*À VOUS*. Résumez en deux phrases le texte sur le modèle à trois types de ménages.

*DOCUMENT SOURCE*.

--------------------

Le modèle considère trois types de ménages : les travailleurs salariés, les chômeurs et les propriétaires d’entreprises. Les travailleurs sont hétérogènes du point de vue de leur expérience sur le marché du travail et de leurs contraintes d’emprunts. Nous simplifions le modèle. En conséquence, les employés et les chômeurs consomment exactement leur revenu. Les propriétaires d’entreprises, plus patients que les travailleurs, sont les seuls ménages disposant d’actifs positifs sous forme d’obligations publiques et les utilisent pour lisser la consommation. La dynamique du taux d’intérêt réel d’équilibre reflète deux forces opposées du point de vue des travailleurs salariés : le motif de lissage de consommation et le motif de précaution. Le premier implique que les travailleurs salariés souhaiteraient emprunter en cas de choc qui abaisse temporairement leurs revenus pour leur permettre de lisser leur consommation, ce qui, comme dans tout modèle d’agent représentatif, entraînerait une hausse du taux d’intérêt réel. Le second implique que, à condition que le choc négatif augmente leur probabilité future de chômage, ils souhaitent épargner pour s’auto-assurer contre ce risque, ce qui fait baisser le taux d’intérêt réel. Challe (2020) montre que le motif de précaution peut dominer le motif de lissage pour des calibrations raisonnables et si le revenu est suffisamment lisse par rapport à la dynamique du chômage. En conséquence, les chocs de productivité négatifs peuvent être déflationnistes, nécessitant une baisse du taux nominal contrôlé par la centrale plutôt qu’une hausse, comme c’est généralement le cas dans les modèles avec agents représentatifs.

Dans un premier temps, nous proposons un étalonnage mensuel de notre modèle qui correspond aux faits empiriques sur les marchés du travail des pays de la zone euro. Lorsqu’il est entraîné par des chocs de productivité « standards », c’est-à-dire de la taille habituellement observée au fil des cycles, le modèle prédit des fluctuations contra-cycliques et persistantes du taux de chômage, et leur taille relative par rapport aux fluctuations de la production correspond à celle observée dans les données passées.

--------------------

Données d'analyse structurée des pages:
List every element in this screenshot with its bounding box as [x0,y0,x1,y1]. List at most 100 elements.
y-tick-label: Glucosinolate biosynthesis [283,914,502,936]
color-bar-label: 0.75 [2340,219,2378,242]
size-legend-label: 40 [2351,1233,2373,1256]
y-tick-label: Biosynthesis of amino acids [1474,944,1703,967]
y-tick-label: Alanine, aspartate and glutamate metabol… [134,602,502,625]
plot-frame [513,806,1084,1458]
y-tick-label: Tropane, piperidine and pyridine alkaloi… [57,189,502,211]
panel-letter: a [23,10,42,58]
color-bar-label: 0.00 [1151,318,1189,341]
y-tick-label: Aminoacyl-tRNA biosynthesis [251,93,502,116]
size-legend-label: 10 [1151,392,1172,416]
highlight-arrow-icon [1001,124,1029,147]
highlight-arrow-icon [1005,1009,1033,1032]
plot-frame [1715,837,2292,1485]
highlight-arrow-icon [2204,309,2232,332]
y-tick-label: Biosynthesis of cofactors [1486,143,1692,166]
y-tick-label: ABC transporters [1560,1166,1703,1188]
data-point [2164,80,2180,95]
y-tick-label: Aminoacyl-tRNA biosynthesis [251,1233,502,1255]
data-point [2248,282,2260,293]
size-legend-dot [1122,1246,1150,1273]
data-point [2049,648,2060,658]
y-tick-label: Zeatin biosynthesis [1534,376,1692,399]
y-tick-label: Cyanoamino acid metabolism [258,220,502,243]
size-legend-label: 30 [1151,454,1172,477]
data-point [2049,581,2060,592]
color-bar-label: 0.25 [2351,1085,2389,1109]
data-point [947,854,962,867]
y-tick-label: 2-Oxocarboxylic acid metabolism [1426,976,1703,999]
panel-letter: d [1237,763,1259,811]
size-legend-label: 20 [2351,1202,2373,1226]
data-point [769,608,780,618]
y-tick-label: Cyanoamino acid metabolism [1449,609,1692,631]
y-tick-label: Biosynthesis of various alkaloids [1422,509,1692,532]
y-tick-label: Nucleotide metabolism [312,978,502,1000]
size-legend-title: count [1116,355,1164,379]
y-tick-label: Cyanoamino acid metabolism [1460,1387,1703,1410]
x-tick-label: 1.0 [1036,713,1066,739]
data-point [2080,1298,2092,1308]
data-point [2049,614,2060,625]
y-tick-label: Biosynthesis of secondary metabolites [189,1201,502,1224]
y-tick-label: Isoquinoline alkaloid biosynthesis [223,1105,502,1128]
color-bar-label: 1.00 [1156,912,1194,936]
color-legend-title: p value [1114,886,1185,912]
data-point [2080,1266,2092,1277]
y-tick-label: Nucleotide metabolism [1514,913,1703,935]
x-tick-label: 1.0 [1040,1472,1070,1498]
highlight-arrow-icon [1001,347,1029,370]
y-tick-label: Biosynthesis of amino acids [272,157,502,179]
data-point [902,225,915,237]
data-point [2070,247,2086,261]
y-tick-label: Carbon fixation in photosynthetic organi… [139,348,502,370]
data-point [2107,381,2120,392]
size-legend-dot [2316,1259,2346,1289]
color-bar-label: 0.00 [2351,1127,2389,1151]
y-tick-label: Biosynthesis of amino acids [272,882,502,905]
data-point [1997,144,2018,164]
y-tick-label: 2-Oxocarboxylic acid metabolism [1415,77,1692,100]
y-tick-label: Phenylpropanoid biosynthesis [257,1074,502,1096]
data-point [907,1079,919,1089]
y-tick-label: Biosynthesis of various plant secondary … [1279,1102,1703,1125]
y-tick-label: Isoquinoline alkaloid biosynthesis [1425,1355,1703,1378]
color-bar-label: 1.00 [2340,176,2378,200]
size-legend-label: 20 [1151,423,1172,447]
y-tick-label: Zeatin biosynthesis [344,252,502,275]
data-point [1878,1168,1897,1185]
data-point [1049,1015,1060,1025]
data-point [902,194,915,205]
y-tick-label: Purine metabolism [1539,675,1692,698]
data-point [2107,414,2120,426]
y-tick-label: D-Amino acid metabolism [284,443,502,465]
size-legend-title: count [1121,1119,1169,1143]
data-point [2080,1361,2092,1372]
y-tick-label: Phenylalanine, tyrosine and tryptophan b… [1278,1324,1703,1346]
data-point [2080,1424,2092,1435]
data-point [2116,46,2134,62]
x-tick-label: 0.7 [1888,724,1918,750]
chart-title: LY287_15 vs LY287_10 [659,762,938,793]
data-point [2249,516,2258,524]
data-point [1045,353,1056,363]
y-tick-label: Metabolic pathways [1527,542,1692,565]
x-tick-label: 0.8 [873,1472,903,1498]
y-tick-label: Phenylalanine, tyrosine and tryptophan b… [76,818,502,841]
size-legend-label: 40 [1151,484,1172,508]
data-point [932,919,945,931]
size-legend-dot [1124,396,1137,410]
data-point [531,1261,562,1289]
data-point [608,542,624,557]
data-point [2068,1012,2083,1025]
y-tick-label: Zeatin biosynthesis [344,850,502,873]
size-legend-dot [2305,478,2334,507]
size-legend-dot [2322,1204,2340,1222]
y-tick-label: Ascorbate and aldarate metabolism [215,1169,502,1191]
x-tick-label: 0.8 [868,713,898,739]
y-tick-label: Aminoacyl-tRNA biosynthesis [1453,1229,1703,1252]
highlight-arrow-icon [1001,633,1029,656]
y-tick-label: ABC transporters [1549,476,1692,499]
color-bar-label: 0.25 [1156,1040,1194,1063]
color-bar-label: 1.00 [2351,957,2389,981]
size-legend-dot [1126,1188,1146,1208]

--------------------

*RÉSULTAT ATTENDU*. Le modèle distingue travailleurs salariés, chômeurs et propriétaires d'entreprises, seuls ces derniers détenant des obligations publiques pour lisser leur consommation, et le taux d'intérêt réel d'équilibre y reflète l'opposition entre le motif de lissage et le motif de précaution des salariés. Lorsque le motif de précaution domine, les chocs de productivité négatifs peuvent être déflationnistes et exiger une baisse du taux nominal, et le modèle, étalonné mensuellement sur les marchés du travail de la zone euro, prédit des fluctuations contra-cycliques et persistantes du chômage.